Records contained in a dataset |
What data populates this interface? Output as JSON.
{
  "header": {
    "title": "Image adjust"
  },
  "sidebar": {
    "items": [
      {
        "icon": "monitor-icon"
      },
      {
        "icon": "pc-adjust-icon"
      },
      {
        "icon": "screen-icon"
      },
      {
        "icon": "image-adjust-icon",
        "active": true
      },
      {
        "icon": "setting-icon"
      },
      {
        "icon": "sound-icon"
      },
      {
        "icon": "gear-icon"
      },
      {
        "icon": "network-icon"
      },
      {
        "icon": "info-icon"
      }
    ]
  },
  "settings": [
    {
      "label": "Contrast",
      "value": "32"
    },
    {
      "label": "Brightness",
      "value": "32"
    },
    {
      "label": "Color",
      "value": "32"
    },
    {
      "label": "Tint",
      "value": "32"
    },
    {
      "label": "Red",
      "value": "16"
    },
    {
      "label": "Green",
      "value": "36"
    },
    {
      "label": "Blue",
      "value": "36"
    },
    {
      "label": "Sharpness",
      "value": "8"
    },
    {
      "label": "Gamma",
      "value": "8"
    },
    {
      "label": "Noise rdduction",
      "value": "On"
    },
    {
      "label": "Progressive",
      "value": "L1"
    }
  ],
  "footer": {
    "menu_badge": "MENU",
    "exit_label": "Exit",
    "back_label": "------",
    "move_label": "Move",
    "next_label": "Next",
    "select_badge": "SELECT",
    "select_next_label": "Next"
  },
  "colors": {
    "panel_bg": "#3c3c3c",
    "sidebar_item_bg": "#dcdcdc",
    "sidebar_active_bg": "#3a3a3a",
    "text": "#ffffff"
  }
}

Exercise aim | Restate the listing in full, word for word.

The reply |
What data populates this interface? Output as JSON.
{
  "header": {
    "title": "Image adjust"
  },
  "sidebar": {
    "items": [
      {
        "icon": "monitor-icon"
      },
      {
        "icon": "pc-adjust-icon"
      },
      {
        "icon": "screen-icon"
      },
      {
        "icon": "image-adjust-icon",
        "active": true
      },
      {
        "icon": "setting-icon"
      },
      {
        "icon": "sound-icon"
      },
      {
        "icon": "gear-icon"
      },
      {
        "icon": "network-icon"
      },
      {
        "icon": "info-icon"
      }
    ]
  },
  "settings": [
    {
      "label": "Contrast",
      "value": "32"
    },
    {
      "label": "Brightness",
      "value": "32"
    },
    {
      "label": "Color",
      "value": "32"
    },
    {
      "label": "Tint",
      "value": "32"
    },
    {
      "label": "Red",
      "value": "16"
    },
    {
      "label": "Green",
      "value": "36"
    },
    {
      "label": "Blue",
      "value": "36"
    },
    {
      "label": "Sharpness",
      "value": "8"
    },
    {
      "label": "Gamma",
      "value": "8"
    },
    {
      "label": "Noise rdduction",
      "value": "On"
    },
    {
      "label": "Progressive",
      "value": "L1"
    }
  ],
  "footer": {
    "menu_badge": "MENU",
    "exit_label": "Exit",
    "back_label": "------",
    "move_label": "Move",
    "next_label": "Next",
    "select_badge": "SELECT",
    "select_next_label": "Next"
  },
  "colors": {
    "panel_bg": "#3c3c3c",
    "sidebar_item_bg": "#dcdcdc",
    "sidebar_active_bg": "#3a3a3a",
    "text": "#ffffff"
  }
}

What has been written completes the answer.